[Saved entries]
## BEGIN
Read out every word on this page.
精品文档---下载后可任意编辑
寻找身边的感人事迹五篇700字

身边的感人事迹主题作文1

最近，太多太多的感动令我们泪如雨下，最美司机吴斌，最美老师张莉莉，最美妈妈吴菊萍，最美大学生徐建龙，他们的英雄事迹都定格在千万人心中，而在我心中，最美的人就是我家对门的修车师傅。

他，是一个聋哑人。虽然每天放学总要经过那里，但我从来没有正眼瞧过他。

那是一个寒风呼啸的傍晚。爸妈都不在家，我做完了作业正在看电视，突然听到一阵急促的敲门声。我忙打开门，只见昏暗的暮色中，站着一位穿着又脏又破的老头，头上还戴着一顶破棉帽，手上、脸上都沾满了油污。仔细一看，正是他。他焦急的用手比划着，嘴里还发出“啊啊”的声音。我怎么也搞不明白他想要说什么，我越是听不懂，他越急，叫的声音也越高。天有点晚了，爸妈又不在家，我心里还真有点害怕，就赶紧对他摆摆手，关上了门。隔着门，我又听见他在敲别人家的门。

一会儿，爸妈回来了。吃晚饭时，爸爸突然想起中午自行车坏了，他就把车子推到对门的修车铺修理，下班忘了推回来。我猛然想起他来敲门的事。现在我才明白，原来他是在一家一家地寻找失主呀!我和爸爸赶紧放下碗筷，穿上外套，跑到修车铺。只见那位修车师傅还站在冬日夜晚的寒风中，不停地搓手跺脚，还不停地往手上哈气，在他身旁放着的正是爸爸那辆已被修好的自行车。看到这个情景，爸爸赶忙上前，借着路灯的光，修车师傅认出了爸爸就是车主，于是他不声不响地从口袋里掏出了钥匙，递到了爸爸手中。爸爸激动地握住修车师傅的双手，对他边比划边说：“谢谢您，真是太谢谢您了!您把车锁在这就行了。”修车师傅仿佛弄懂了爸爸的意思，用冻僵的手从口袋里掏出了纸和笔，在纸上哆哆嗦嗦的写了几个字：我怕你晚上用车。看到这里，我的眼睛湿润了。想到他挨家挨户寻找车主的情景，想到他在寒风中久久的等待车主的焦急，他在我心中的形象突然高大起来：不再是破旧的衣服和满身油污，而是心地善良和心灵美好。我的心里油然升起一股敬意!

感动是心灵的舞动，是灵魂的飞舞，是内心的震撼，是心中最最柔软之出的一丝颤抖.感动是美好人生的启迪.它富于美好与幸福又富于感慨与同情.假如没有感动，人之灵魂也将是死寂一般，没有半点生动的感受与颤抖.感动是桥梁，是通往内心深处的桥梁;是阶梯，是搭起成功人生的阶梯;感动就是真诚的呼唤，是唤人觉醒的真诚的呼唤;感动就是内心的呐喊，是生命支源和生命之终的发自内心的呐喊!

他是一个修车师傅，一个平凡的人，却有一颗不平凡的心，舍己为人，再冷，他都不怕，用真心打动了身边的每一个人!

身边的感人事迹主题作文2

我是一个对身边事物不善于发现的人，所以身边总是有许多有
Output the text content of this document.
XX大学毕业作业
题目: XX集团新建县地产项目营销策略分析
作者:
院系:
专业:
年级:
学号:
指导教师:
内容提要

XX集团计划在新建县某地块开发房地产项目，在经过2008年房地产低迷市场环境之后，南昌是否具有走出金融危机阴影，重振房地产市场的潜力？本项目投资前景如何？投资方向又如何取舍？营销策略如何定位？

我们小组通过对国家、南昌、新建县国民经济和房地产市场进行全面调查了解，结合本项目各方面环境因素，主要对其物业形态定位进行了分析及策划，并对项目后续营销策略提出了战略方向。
## END
## BEGIN
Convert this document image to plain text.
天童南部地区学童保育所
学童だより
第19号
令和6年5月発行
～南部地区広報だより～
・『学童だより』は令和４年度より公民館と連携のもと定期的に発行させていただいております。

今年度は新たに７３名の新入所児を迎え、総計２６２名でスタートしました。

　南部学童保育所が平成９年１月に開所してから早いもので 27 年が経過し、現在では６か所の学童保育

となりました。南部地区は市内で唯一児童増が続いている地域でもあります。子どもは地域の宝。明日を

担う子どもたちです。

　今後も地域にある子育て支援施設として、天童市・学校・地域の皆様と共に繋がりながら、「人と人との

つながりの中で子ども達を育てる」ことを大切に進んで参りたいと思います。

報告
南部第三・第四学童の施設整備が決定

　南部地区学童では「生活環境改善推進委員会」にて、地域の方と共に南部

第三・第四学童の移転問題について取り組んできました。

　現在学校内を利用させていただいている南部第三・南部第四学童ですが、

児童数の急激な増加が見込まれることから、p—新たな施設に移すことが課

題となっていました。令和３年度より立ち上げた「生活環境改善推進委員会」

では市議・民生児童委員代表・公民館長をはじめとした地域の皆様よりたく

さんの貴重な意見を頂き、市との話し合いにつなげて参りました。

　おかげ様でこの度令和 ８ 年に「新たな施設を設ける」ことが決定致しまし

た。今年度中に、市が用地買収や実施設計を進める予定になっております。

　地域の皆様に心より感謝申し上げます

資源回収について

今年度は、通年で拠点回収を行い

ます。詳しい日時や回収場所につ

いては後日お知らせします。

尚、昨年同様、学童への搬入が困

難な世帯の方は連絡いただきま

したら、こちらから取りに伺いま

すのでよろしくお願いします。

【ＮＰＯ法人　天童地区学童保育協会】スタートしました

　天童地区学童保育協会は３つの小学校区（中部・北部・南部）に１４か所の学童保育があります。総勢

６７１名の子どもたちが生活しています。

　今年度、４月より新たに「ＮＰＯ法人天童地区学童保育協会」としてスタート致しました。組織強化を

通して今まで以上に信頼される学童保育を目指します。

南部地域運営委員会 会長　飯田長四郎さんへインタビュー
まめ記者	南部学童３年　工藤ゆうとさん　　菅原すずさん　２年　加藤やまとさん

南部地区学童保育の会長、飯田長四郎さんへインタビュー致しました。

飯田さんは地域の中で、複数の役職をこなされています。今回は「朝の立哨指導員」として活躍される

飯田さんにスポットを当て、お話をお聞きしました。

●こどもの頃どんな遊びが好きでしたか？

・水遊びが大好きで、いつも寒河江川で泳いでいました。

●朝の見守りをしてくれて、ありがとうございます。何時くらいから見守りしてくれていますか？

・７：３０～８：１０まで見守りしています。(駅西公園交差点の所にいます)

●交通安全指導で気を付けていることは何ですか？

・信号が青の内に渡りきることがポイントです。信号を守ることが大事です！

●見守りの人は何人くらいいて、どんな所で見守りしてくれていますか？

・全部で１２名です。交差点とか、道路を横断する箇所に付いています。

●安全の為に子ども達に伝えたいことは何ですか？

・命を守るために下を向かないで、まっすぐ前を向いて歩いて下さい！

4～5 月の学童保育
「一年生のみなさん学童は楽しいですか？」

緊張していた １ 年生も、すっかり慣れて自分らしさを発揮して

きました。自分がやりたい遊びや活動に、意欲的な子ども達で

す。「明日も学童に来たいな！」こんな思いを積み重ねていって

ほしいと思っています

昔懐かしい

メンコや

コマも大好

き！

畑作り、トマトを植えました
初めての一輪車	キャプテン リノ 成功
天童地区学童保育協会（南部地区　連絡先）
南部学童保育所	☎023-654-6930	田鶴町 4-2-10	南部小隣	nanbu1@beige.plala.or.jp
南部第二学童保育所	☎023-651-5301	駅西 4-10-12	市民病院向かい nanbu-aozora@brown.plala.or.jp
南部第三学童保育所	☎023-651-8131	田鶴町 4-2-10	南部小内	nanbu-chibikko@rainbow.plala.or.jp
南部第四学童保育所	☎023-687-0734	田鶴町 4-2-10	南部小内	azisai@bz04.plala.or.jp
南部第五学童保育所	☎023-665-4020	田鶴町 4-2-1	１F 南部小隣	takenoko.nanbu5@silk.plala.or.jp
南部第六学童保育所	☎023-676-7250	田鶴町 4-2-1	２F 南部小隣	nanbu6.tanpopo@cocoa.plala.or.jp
## END
- _Task directions_
Filter the entries above down to the lines containing the word "南部小内".

- _Solution_
南部第三学童保育所	☎023-651-8131	田鶴町 4-2-10	南部小内	nanbu-chibikko@rainbow.plala.or.jp
南部第四学童保育所	☎023-687-0734	田鶴町 4-2-10	南部小内	azisai@bz04.plala.or.jp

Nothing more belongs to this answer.